• **Task description**: Exactly repeat the material, dropping only the pictures.

• **The data**:

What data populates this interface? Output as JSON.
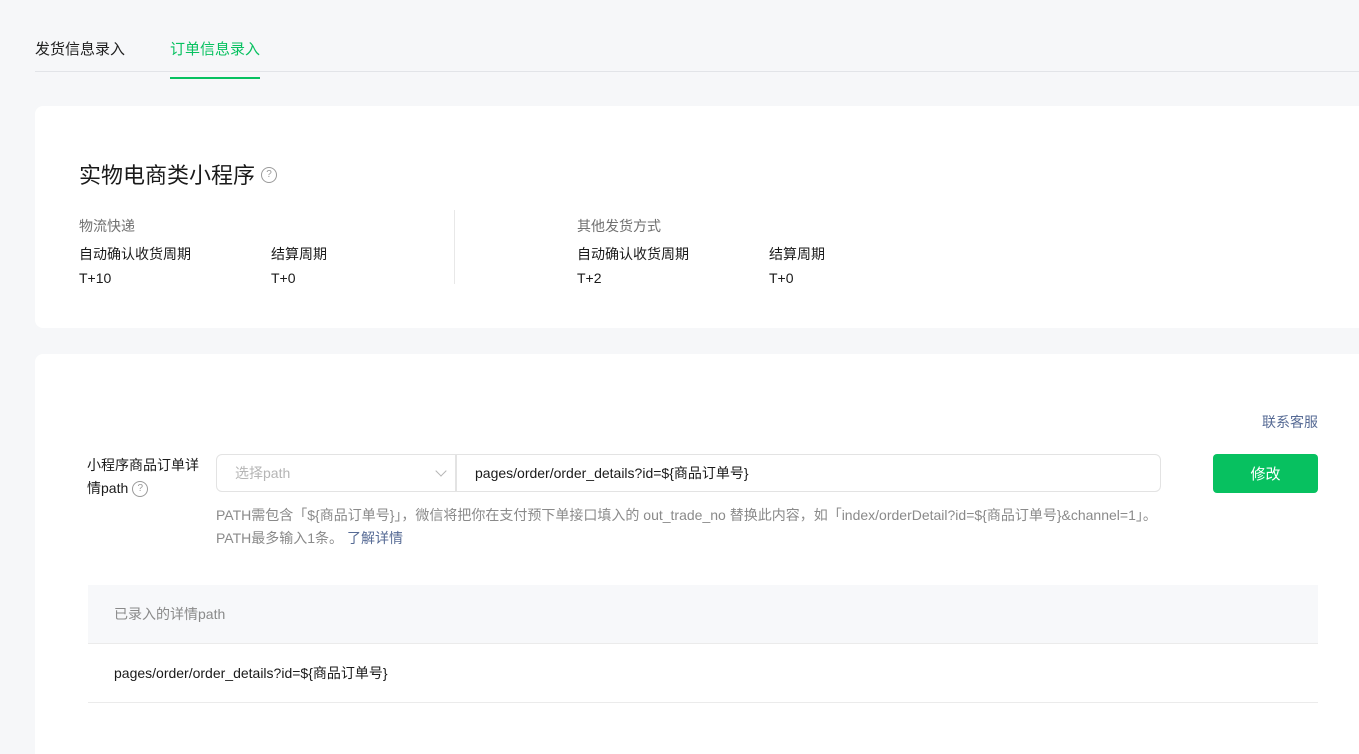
{
  "tabs": [
    {
      "label": "发货信息录入",
      "active": false
    },
    {
      "label": "订单信息录入",
      "active": true
    }
  ],
  "summary": {
    "title": "实物电商类小程序",
    "sections": [
      {
        "label": "物流快递",
        "items": [
          {
            "key": "自动确认收货周期",
            "value": "T+10"
          },
          {
            "key": "结算周期",
            "value": "T+0"
          }
        ]
      },
      {
        "label": "其他发货方式",
        "items": [
          {
            "key": "自动确认收货周期",
            "value": "T+2"
          },
          {
            "key": "结算周期",
            "value": "T+0"
          }
        ]
      }
    ]
  },
  "config": {
    "contact_label": "联系客服",
    "field_label": "小程序商品订单详情path",
    "select_placeholder": "选择path",
    "path_value": "pages/order/order_details?id=${商品订单号}",
    "modify_label": "修改",
    "hint_text": "PATH需包含「${商品订单号}」，微信将把你在支付预下单接口填入的 out_trade_no 替换此内容，如「index/orderDetail?id=${商品订单号}&channel=1」。PATH最多输入1条。",
    "hint_link": "了解详情"
  },
  "table": {
    "header": "已录入的详情path",
    "rows": [
      "pages/order/order_details?id=${商品订单号}"
    ]
  },
  "colors": {
    "accent": "#07c160",
    "link": "#576b95"
  }
}
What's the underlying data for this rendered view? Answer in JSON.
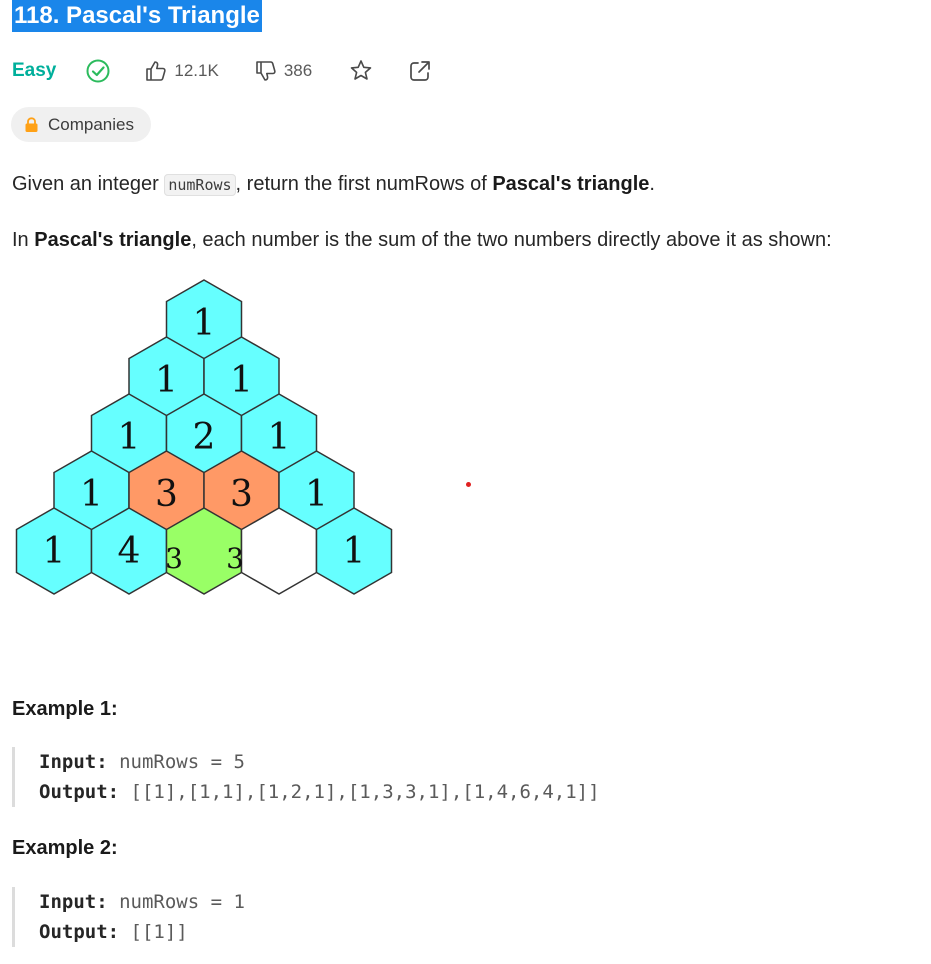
{
  "problem": {
    "title": "118. Pascal's Triangle",
    "difficulty": "Easy",
    "likes": "12.1K",
    "dislikes": "386",
    "companies_label": "Companies"
  },
  "description": {
    "p1_before": "Given an integer ",
    "p1_code": "numRows",
    "p1_middle": ", return the first numRows of ",
    "p1_bold": "Pascal's triangle",
    "p1_end": ".",
    "p2_before": "In ",
    "p2_bold": "Pascal's triangle",
    "p2_after": ", each number is the sum of the two numbers directly above it as shown:"
  },
  "triangle": {
    "rows": [
      [
        "1"
      ],
      [
        "1",
        "1"
      ],
      [
        "1",
        "2",
        "1"
      ],
      [
        "1",
        "3",
        "3",
        "1"
      ],
      [
        "1",
        "4",
        "",
        "",
        "1"
      ]
    ],
    "small_labels": [
      "3",
      "3"
    ],
    "colors": {
      "cyan": "#66ffff",
      "orange": "#ff9966",
      "green": "#99ff66",
      "white": "#ffffff"
    }
  },
  "examples": [
    {
      "title": "Example 1:",
      "input_label": "Input:",
      "input_value": "numRows = 5",
      "output_label": "Output:",
      "output_value": "[[1],[1,1],[1,2,1],[1,3,3,1],[1,4,6,4,1]]"
    },
    {
      "title": "Example 2:",
      "input_label": "Input:",
      "input_value": "numRows = 1",
      "output_label": "Output:",
      "output_value": "[[1]]"
    }
  ],
  "icons": {
    "solved": "check-circle-icon",
    "like": "thumbs-up-icon",
    "dislike": "thumbs-down-icon",
    "favorite": "star-icon",
    "share": "share-icon",
    "lock": "lock-icon"
  }
}
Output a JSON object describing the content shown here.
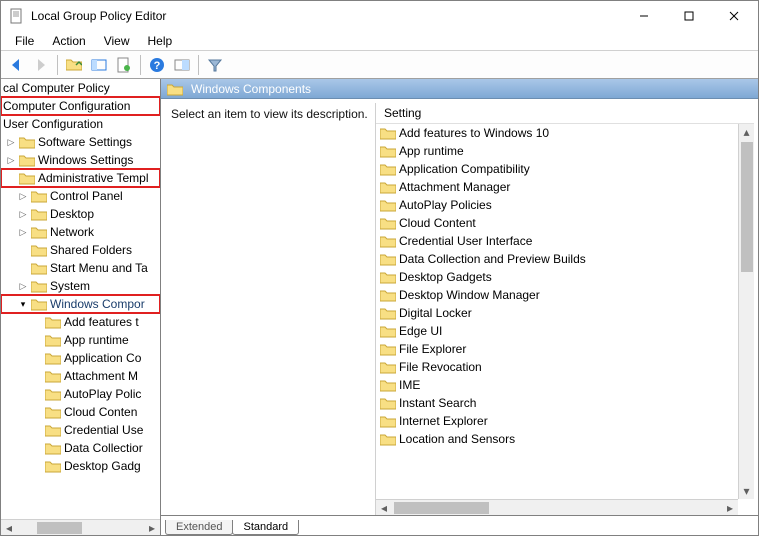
{
  "title": "Local Group Policy Editor",
  "menus": [
    "File",
    "Action",
    "View",
    "Help"
  ],
  "tree": {
    "root": "cal Computer Policy",
    "compConfig": "Computer Configuration",
    "userConfig": "User Configuration",
    "softwareSettings": "Software Settings",
    "windowsSettings": "Windows Settings",
    "adminTempl": "Administrative Templ",
    "controlPanel": "Control Panel",
    "desktop": "Desktop",
    "network": "Network",
    "sharedFolders": "Shared Folders",
    "startMenu": "Start Menu and Ta",
    "system": "System",
    "winComp": "Windows Compor",
    "sub": {
      "addFeatures": "Add features t",
      "appRuntime": "App runtime",
      "appCompat": "Application Co",
      "attachMgr": "Attachment M",
      "autoPlay": "AutoPlay Polic",
      "cloud": "Cloud Conten",
      "credUI": "Credential Use",
      "dataColl": "Data Collectior",
      "desktopGad": "Desktop Gadg"
    }
  },
  "header": "Windows Components",
  "description": "Select an item to view its description.",
  "settingHeader": "Setting",
  "settings": [
    "Add features to Windows 10",
    "App runtime",
    "Application Compatibility",
    "Attachment Manager",
    "AutoPlay Policies",
    "Cloud Content",
    "Credential User Interface",
    "Data Collection and Preview Builds",
    "Desktop Gadgets",
    "Desktop Window Manager",
    "Digital Locker",
    "Edge UI",
    "File Explorer",
    "File Revocation",
    "IME",
    "Instant Search",
    "Internet Explorer",
    "Location and Sensors"
  ],
  "tabs": {
    "extended": "Extended",
    "standard": "Standard"
  }
}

• **Task solution**:
What data populates this interface? Output as JSON.
{
  "tabs": [
    {
      "label": "发货信息录入",
      "active": false
    },
    {
      "label": "订单信息录入",
      "active": true
    }
  ],
  "summary": {
    "title": "实物电商类小程序",
    "sections": [
      {
        "label": "物流快递",
        "items": [
          {
            "key": "自动确认收货周期",
            "value": "T+10"
          },
          {
            "key": "结算周期",
            "value": "T+0"
          }
        ]
      },
      {
        "label": "其他发货方式",
        "items": [
          {
            "key": "自动确认收货周期",
            "value": "T+2"
          },
          {
            "key": "结算周期",
            "value": "T+0"
          }
        ]
      }
    ]
  },
  "config": {
    "contact_label": "联系客服",
    "field_label": "小程序商品订单详情path",
    "select_placeholder": "选择path",
    "path_value": "pages/order/order_details?id=${商品订单号}",
    "modify_label": "修改",
    "hint_text": "PATH需包含「${商品订单号}」，微信将把你在支付预下单接口填入的 out_trade_no 替换此内容，如「index/orderDetail?id=${商品订单号}&channel=1」。PATH最多输入1条。",
    "hint_link": "了解详情"
  },
  "table": {
    "header": "已录入的详情path",
    "rows": [
      "pages/order/order_details?id=${商品订单号}"
    ]
  },
  "colors": {
    "accent": "#07c160",
    "link": "#576b95"
  }
}
What's the underlying data for this rendered view? Answer in JSON.
{
  "problem": {
    "title": "118. Pascal's Triangle",
    "difficulty": "Easy",
    "likes": "12.1K",
    "dislikes": "386",
    "companies_label": "Companies"
  },
  "description": {
    "p1_before": "Given an integer ",
    "p1_code": "numRows",
    "p1_middle": ", return the first numRows of ",
    "p1_bold": "Pascal's triangle",
    "p1_end": ".",
    "p2_before": "In ",
    "p2_bold": "Pascal's triangle",
    "p2_after": ", each number is the sum of the two numbers directly above it as shown:"
  },
  "triangle": {
    "rows": [
      [
        "1"
      ],
      [
        "1",
        "1"
      ],
      [
        "1",
        "2",
        "1"
      ],
      [
        "1",
        "3",
        "3",
        "1"
      ],
      [
        "1",
        "4",
        "",
        "",
        "1"
      ]
    ],
    "small_labels": [
      "3",
      "3"
    ],
    "colors": {
      "cyan": "#66ffff",
      "orange": "#ff9966",
      "green": "#99ff66",
      "white": "#ffffff"
    }
  },
  "examples": [
    {
      "title": "Example 1:",
      "input_label": "Input:",
      "input_value": "numRows = 5",
      "output_label": "Output:",
      "output_value": "[[1],[1,1],[1,2,1],[1,3,3,1],[1,4,6,4,1]]"
    },
    {
      "title": "Example 2:",
      "input_label": "Input:",
      "input_value": "numRows = 1",
      "output_label": "Output:",
      "output_value": "[[1]]"
    }
  ],
  "icons": {
    "solved": "check-circle-icon",
    "like": "thumbs-up-icon",
    "dislike": "thumbs-down-icon",
    "favorite": "star-icon",
    "share": "share-icon",
    "lock": "lock-icon"
  }
}
Output a JSON object describing the content shown here.
{
  "title": "Local Group Policy Editor",
  "menus": [
    "File",
    "Action",
    "View",
    "Help"
  ],
  "tree": {
    "root": "cal Computer Policy",
    "compConfig": "Computer Configuration",
    "userConfig": "User Configuration",
    "softwareSettings": "Software Settings",
    "windowsSettings": "Windows Settings",
    "adminTempl": "Administrative Templ",
    "controlPanel": "Control Panel",
    "desktop": "Desktop",
    "network": "Network",
    "sharedFolders": "Shared Folders",
    "startMenu": "Start Menu and Ta",
    "system": "System",
    "winComp": "Windows Compor",
    "sub": {
      "addFeatures": "Add features t",
      "appRuntime": "App runtime",
      "appCompat": "Application Co",
      "attachMgr": "Attachment M",
      "autoPlay": "AutoPlay Polic",
      "cloud": "Cloud Conten",
      "credUI": "Credential Use",
      "dataColl": "Data Collectior",
      "desktopGad": "Desktop Gadg"
    }
  },
  "header": "Windows Components",
  "description": "Select an item to view its description.",
  "settingHeader": "Setting",
  "settings": [
    "Add features to Windows 10",
    "App runtime",
    "Application Compatibility",
    "Attachment Manager",
    "AutoPlay Policies",
    "Cloud Content",
    "Credential User Interface",
    "Data Collection and Preview Builds",
    "Desktop Gadgets",
    "Desktop Window Manager",
    "Digital Locker",
    "Edge UI",
    "File Explorer",
    "File Revocation",
    "IME",
    "Instant Search",
    "Internet Explorer",
    "Location and Sensors"
  ],
  "tabs": {
    "extended": "Extended",
    "standard": "Standard"
  }
}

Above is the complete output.